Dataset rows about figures
>> begin
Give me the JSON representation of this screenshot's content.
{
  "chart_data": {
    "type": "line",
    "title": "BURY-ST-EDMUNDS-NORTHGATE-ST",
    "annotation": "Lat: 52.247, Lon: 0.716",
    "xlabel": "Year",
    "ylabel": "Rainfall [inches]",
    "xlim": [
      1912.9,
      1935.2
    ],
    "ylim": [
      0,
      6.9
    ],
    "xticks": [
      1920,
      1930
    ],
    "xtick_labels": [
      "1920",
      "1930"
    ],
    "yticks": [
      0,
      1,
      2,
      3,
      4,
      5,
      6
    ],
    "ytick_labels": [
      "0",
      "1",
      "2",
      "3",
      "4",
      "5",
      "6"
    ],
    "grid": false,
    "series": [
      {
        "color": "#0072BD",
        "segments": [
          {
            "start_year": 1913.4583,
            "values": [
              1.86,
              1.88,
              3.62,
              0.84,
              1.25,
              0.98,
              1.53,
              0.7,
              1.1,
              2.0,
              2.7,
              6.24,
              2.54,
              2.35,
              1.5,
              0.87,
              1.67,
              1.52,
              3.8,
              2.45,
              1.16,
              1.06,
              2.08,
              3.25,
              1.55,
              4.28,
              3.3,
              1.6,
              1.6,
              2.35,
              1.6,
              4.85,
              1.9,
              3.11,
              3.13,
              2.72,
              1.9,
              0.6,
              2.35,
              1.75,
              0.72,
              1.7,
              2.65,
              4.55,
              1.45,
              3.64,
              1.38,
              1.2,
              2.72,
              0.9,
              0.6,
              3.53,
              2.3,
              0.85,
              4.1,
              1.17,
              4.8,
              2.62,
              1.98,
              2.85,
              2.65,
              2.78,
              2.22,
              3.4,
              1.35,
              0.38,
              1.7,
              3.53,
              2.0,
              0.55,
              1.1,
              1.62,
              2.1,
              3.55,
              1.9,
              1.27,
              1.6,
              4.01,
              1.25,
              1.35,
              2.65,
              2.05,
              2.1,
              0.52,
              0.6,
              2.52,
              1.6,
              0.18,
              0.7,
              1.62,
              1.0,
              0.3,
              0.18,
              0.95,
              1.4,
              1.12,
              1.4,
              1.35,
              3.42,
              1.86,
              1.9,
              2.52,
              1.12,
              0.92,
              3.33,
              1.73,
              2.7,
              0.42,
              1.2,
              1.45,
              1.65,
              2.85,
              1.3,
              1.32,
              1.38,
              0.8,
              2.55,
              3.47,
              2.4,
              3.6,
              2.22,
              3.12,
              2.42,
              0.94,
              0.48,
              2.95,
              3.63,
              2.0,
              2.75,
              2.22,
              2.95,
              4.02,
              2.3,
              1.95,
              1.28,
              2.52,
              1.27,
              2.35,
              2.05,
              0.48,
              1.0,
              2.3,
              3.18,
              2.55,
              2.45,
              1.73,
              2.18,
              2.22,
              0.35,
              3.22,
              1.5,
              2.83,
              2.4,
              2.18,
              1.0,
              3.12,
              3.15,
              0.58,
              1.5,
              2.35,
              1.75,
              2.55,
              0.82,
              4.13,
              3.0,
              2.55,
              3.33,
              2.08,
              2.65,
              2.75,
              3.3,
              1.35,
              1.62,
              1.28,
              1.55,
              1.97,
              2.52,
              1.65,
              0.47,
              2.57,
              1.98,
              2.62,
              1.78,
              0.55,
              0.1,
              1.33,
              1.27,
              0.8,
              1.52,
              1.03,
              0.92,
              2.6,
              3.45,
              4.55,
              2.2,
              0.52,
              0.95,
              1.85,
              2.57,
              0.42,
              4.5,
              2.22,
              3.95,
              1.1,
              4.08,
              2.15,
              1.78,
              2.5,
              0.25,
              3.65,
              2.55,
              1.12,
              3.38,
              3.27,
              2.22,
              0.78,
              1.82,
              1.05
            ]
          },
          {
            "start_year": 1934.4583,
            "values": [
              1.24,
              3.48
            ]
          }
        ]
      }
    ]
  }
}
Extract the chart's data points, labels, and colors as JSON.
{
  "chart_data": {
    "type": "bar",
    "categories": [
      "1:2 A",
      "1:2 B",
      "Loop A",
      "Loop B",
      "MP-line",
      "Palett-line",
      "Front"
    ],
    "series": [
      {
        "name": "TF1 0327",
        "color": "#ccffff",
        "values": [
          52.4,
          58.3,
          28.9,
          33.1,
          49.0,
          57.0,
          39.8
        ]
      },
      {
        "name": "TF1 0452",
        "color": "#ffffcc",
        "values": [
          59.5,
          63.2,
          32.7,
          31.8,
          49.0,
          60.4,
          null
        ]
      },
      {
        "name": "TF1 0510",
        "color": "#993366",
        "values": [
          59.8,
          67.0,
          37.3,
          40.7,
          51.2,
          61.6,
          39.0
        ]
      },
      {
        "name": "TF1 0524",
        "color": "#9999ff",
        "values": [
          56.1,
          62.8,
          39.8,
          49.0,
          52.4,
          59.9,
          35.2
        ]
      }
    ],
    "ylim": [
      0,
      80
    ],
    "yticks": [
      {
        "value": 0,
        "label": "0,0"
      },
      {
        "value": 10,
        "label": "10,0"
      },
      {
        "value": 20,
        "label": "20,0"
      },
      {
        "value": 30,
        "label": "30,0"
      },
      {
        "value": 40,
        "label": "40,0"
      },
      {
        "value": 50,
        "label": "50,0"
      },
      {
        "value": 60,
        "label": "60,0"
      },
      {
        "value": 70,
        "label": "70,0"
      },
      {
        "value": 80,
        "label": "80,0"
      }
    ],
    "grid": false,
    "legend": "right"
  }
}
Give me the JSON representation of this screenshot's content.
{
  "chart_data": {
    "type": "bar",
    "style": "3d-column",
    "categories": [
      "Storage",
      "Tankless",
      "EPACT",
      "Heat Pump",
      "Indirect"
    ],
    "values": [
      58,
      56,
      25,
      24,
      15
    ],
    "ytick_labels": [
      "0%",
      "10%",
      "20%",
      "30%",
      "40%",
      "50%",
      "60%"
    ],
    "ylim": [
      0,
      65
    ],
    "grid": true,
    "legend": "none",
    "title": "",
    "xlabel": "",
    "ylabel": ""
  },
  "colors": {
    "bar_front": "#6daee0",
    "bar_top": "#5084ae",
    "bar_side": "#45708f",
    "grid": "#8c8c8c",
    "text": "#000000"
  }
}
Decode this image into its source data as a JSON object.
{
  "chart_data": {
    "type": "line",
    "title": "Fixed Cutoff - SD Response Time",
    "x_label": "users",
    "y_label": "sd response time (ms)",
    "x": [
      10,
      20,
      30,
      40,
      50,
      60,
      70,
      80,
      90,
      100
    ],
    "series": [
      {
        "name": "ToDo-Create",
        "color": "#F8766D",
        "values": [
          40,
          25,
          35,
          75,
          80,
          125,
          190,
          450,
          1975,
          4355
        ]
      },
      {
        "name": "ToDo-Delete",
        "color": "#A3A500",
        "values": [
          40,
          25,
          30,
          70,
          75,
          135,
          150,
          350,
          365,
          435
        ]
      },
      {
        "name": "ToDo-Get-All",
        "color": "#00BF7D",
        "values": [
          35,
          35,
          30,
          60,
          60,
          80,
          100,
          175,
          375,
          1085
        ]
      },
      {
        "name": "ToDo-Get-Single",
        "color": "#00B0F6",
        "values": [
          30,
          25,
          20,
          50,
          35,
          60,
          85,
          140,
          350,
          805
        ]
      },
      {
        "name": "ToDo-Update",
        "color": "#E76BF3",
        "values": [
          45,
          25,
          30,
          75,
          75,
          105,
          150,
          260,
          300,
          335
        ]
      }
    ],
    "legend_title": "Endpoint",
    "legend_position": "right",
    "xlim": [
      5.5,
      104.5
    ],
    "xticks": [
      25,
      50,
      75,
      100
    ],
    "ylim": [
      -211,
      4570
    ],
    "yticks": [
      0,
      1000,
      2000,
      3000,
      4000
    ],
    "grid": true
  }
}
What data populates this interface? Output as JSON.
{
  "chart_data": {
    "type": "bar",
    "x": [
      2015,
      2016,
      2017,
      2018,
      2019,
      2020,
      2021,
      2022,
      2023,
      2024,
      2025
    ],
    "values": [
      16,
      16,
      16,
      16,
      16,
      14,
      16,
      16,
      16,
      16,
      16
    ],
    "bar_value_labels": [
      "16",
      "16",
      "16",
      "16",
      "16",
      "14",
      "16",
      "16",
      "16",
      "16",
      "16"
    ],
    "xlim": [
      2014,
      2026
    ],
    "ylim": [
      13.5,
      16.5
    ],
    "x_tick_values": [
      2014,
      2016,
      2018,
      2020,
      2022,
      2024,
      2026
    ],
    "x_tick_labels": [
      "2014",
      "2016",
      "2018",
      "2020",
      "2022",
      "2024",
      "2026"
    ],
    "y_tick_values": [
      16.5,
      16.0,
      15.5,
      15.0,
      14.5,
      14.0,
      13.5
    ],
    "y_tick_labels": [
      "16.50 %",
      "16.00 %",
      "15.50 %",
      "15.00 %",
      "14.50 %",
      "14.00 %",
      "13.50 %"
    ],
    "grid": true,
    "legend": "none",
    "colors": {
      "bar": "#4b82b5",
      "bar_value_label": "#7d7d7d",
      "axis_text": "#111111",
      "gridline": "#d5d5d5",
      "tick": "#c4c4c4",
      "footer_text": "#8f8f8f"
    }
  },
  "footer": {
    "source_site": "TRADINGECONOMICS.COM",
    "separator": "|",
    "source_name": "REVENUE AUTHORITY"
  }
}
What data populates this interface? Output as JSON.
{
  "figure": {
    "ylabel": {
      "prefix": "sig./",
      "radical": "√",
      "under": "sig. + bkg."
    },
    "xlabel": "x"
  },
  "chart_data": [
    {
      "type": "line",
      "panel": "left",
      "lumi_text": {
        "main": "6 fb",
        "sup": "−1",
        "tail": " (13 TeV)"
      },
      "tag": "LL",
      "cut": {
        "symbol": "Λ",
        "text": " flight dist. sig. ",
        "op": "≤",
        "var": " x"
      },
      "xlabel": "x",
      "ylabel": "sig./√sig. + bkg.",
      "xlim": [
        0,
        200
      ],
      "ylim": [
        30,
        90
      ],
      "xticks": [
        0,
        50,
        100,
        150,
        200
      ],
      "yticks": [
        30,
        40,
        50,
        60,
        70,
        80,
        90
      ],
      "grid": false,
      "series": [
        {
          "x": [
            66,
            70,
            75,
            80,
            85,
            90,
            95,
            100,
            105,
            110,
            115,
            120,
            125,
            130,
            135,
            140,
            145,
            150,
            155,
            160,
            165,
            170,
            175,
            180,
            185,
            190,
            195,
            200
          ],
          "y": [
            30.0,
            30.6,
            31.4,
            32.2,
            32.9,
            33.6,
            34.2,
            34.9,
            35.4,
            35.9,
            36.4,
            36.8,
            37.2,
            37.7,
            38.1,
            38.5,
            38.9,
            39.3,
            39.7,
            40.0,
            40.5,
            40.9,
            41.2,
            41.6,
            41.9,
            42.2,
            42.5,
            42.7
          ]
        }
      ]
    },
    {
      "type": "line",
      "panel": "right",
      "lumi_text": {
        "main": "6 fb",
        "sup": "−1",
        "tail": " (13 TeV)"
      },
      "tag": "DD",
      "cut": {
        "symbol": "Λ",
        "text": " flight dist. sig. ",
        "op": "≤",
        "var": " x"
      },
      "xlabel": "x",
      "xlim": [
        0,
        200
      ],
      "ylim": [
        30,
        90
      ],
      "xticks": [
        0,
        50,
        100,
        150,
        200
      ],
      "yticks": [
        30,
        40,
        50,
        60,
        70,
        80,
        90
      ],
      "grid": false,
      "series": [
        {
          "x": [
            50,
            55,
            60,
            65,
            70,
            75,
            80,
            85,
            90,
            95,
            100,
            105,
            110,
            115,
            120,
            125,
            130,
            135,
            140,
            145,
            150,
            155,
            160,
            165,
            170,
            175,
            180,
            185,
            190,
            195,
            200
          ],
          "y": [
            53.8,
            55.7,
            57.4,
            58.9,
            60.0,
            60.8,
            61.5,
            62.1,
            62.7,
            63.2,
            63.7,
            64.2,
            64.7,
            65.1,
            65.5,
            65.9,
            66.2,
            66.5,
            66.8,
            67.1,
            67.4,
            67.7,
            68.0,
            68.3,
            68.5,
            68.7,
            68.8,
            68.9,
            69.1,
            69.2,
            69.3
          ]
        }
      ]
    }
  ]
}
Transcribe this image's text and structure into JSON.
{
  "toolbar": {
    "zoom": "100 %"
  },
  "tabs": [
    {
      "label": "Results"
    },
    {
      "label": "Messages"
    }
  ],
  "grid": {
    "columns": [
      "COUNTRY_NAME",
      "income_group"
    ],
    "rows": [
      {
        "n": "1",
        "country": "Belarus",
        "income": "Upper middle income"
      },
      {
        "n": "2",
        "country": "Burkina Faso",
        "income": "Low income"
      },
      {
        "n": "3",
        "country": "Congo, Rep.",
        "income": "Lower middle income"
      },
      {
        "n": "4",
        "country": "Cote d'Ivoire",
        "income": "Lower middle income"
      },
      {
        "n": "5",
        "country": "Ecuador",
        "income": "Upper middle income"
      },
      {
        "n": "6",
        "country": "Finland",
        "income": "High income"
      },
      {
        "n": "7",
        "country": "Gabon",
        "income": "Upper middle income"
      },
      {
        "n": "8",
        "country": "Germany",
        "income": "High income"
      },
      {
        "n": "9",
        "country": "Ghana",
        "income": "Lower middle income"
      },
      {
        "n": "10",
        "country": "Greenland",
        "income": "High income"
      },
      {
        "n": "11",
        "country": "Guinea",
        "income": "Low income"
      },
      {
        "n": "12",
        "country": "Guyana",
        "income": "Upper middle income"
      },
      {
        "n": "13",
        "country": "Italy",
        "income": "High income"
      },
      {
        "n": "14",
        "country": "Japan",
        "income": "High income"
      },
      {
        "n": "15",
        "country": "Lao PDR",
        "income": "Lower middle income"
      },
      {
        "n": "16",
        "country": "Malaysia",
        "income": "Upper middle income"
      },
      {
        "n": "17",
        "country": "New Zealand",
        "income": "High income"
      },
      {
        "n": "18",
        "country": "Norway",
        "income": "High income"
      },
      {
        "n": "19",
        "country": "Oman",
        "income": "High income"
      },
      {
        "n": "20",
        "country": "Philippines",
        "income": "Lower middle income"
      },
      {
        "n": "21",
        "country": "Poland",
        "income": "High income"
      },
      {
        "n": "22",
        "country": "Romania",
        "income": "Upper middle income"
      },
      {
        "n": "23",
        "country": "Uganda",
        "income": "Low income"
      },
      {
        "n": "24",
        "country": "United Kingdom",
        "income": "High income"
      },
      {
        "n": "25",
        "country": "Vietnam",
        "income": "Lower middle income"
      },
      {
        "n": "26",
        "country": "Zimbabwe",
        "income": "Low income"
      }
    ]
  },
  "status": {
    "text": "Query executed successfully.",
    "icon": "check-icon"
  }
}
>> end
What to produce
Copy out every line with the word "ylabel".

Final result
    "ylabel": "Rainfall [inches]",
    "ylabel": ""
    "ylabel": {
      "ylabel": "sig./√sig. + bkg.",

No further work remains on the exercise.